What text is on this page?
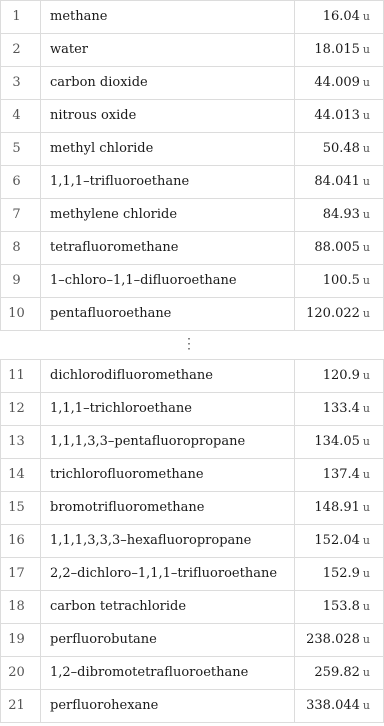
1	methane	16.04 u
2	water	18.015 u
3	carbon dioxide	44.009 u
4	nitrous oxide	44.013 u
5	methyl chloride	50.48 u
6	1,1,1–trifluoroethane	84.041 u
7	methylene chloride	84.93 u
8	tetrafluoromethane	88.005 u
9	1–chloro–1,1–difluoroethane	100.5 u
10	pentafluoroethane	120.022 u
⋮
11	dichlorodifluoromethane	120.9 u
12	1,1,1–trichloroethane	133.4 u
13	1,1,1,3,3–pentafluoropropane	134.05 u
14	trichlorofluoromethane	137.4 u
15	bromotrifluoromethane	148.91 u
16	1,1,1,3,3,3–hexafluoropropane	152.04 u
17	2,2–dichloro–1,1,1–trifluoroethane	152.9 u
18	carbon tetrachloride	153.8 u
19	perfluorobutane	238.028 u
20	1,2–dibromotetrafluoroethane	259.82 u
21	perfluorohexane	338.044 u
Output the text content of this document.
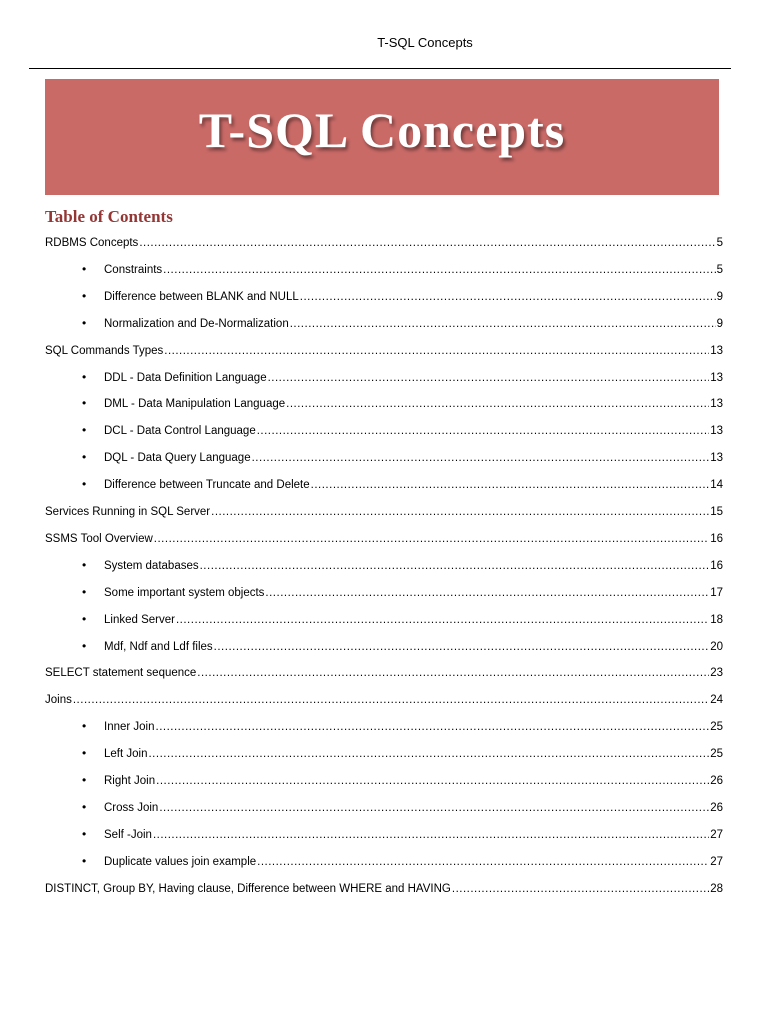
T-SQL Concepts
T-SQL Concepts
Table of Contents
RDBMS Concepts .....	5
• Constraints .....	5
• Difference between BLANK and NULL .....	9
• Normalization and De-Normalization .....	9
SQL Commands Types .....	13
• DDL - Data Definition Language .....	13
• DML - Data Manipulation Language .....	13
• DCL - Data Control Language .....	13
• DQL - Data Query Language .....	13
• Difference between Truncate and Delete .....	14
Services Running in SQL Server .....	15
SSMS Tool Overview .....	16
• System databases .....	16
• Some important system objects .....	17
• Linked Server .....	18
• Mdf, Ndf and Ldf files .....	20
SELECT statement sequence .....	23
Joins .....	24
• Inner Join .....	25
• Left Join .....	25
• Right Join .....	26
• Cross Join .....	26
• Self -Join .....	27
• Duplicate values join example .....	27
DISTINCT, Group BY, Having clause, Difference between WHERE and HAVING .....	28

##########

Exercise task: Check each line of the records above for "between", and copy those that have it.

The completed task:
• Difference between BLANK and NULL .....	9
• Difference between Truncate and Delete .....	14
DISTINCT, Group BY, Having clause, Difference between WHERE and HAVING .....	28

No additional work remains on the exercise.